# Task objective
Can you reproduce the data beneath, keeping every line exact?

(Dataset entries)
####

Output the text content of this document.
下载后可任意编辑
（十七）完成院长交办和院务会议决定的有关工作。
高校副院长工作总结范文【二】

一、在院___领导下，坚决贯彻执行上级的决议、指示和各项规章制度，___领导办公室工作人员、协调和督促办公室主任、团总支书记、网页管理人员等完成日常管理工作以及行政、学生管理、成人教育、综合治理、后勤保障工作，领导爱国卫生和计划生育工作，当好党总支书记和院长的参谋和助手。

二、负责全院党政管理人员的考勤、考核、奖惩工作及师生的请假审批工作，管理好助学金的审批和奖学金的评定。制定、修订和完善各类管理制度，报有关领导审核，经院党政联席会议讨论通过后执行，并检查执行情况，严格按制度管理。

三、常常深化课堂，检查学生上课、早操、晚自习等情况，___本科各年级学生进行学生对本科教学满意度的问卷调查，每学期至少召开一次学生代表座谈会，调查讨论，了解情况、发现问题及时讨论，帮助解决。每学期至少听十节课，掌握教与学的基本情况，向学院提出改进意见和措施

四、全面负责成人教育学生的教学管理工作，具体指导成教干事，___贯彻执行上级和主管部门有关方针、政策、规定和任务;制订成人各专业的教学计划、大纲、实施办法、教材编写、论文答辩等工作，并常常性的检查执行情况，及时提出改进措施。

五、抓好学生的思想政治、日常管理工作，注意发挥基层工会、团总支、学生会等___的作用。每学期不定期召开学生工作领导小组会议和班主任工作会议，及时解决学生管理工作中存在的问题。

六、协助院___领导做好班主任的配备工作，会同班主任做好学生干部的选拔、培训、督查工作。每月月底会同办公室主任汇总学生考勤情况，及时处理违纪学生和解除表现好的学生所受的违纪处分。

####

# Result
Output the text content of this document.
下载后可任意编辑
（十七）完成院长交办和院务会议决定的有关工作。
高校副院长工作总结范文【二】

一、在院___领导下，坚决贯彻执行上级的决议、指示和各项规章制度，___领导办公室工作人员、协调和督促办公室主任、团总支书记、网页管理人员等完成日常管理工作以及行政、学生管理、成人教育、综合治理、后勤保障工作，领导爱国卫生和计划生育工作，当好党总支书记和院长的参谋和助手。

二、负责全院党政管理人员的考勤、考核、奖惩工作及师生的请假审批工作，管理好助学金的审批和奖学金的评定。制定、修订和完善各类管理制度，报有关领导审核，经院党政联席会议讨论通过后执行，并检查执行情况，严格按制度管理。

三、常常深化课堂，检查学生上课、早操、晚自习等情况，___本科各年级学生进行学生对本科教学满意度的问卷调查，每学期至少召开一次学生代表座谈会，调查讨论，了解情况、发现问题及时讨论，帮助解决。每学期至少听十节课，掌握教与学的基本情况，向学院提出改进意见和措施

四、全面负责成人教育学生的教学管理工作，具体指导成教干事，___贯彻执行上级和主管部门有关方针、政策、规定和任务;制订成人各专业的教学计划、大纲、实施办法、教材编写、论文答辩等工作，并常常性的检查执行情况，及时提出改进措施。

五、抓好学生的思想政治、日常管理工作，注意发挥基层工会、团总支、学生会等___的作用。每学期不定期召开学生工作领导小组会议和班主任工作会议，及时解决学生管理工作中存在的问题。

六、协助院___领导做好班主任的配备工作，会同班主任做好学生干部的选拔、培训、督查工作。每月月底会同办公室主任汇总学生考勤情况，及时处理违纪学生和解除表现好的学生所受的违纪处分。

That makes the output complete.